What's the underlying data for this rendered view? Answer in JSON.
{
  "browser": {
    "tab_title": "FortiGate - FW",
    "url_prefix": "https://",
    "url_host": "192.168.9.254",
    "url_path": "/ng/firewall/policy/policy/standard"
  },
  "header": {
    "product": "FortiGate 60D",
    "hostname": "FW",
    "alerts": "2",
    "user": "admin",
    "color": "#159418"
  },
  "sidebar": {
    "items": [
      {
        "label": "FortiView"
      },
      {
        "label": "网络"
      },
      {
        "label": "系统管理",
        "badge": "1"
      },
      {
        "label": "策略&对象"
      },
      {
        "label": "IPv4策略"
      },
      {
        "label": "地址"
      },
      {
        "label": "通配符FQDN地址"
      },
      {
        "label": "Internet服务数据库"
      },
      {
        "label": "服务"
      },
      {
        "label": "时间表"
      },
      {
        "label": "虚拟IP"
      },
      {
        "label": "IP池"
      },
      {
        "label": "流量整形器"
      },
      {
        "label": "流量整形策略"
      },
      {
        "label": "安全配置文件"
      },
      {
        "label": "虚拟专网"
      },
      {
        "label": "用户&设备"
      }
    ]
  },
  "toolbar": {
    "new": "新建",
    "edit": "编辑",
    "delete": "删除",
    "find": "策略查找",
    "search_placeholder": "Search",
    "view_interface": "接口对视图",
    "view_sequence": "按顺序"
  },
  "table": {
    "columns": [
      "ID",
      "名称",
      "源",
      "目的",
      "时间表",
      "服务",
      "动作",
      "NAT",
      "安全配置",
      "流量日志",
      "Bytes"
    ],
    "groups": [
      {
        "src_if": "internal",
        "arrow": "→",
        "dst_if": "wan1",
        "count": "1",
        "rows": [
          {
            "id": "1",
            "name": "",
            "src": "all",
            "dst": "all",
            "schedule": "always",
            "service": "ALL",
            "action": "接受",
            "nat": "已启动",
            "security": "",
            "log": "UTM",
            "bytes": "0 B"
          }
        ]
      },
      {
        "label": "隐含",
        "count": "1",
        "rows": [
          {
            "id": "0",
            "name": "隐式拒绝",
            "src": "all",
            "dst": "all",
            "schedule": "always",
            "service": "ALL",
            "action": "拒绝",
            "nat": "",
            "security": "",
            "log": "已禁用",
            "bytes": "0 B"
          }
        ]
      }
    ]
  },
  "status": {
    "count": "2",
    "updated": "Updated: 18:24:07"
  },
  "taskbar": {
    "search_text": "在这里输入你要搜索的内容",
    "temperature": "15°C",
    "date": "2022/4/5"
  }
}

┄┄┄┄┄┄┄┄┄┄┄┄┄┄┄┄┄┄┄┄

Directive:
Reproduce the entries above exactly.

Solution:
What's the underlying data for this rendered view? Answer in JSON.
{
  "browser": {
    "tab_title": "FortiGate - FW",
    "url_prefix": "https://",
    "url_host": "192.168.9.254",
    "url_path": "/ng/firewall/policy/policy/standard"
  },
  "header": {
    "product": "FortiGate 60D",
    "hostname": "FW",
    "alerts": "2",
    "user": "admin",
    "color": "#159418"
  },
  "sidebar": {
    "items": [
      {
        "label": "FortiView"
      },
      {
        "label": "网络"
      },
      {
        "label": "系统管理",
        "badge": "1"
      },
      {
        "label": "策略&对象"
      },
      {
        "label": "IPv4策略"
      },
      {
        "label": "地址"
      },
      {
        "label": "通配符FQDN地址"
      },
      {
        "label": "Internet服务数据库"
      },
      {
        "label": "服务"
      },
      {
        "label": "时间表"
      },
      {
        "label": "虚拟IP"
      },
      {
        "label": "IP池"
      },
      {
        "label": "流量整形器"
      },
      {
        "label": "流量整形策略"
      },
      {
        "label": "安全配置文件"
      },
      {
        "label": "虚拟专网"
      },
      {
        "label": "用户&设备"
      }
    ]
  },
  "toolbar": {
    "new": "新建",
    "edit": "编辑",
    "delete": "删除",
    "find": "策略查找",
    "search_placeholder": "Search",
    "view_interface": "接口对视图",
    "view_sequence": "按顺序"
  },
  "table": {
    "columns": [
      "ID",
      "名称",
      "源",
      "目的",
      "时间表",
      "服务",
      "动作",
      "NAT",
      "安全配置",
      "流量日志",
      "Bytes"
    ],
    "groups": [
      {
        "src_if": "internal",
        "arrow": "→",
        "dst_if": "wan1",
        "count": "1",
        "rows": [
          {
            "id": "1",
            "name": "",
            "src": "all",
            "dst": "all",
            "schedule": "always",
            "service": "ALL",
            "action": "接受",
            "nat": "已启动",
            "security": "",
            "log": "UTM",
            "bytes": "0 B"
          }
        ]
      },
      {
        "label": "隐含",
        "count": "1",
        "rows": [
          {
            "id": "0",
            "name": "隐式拒绝",
            "src": "all",
            "dst": "all",
            "schedule": "always",
            "service": "ALL",
            "action": "拒绝",
            "nat": "",
            "security": "",
            "log": "已禁用",
            "bytes": "0 B"
          }
        ]
      }
    ]
  },
  "status": {
    "count": "2",
    "updated": "Updated: 18:24:07"
  },
  "taskbar": {
    "search_text": "在这里输入你要搜索的内容",
    "temperature": "15°C",
    "date": "2022/4/5"
  }
}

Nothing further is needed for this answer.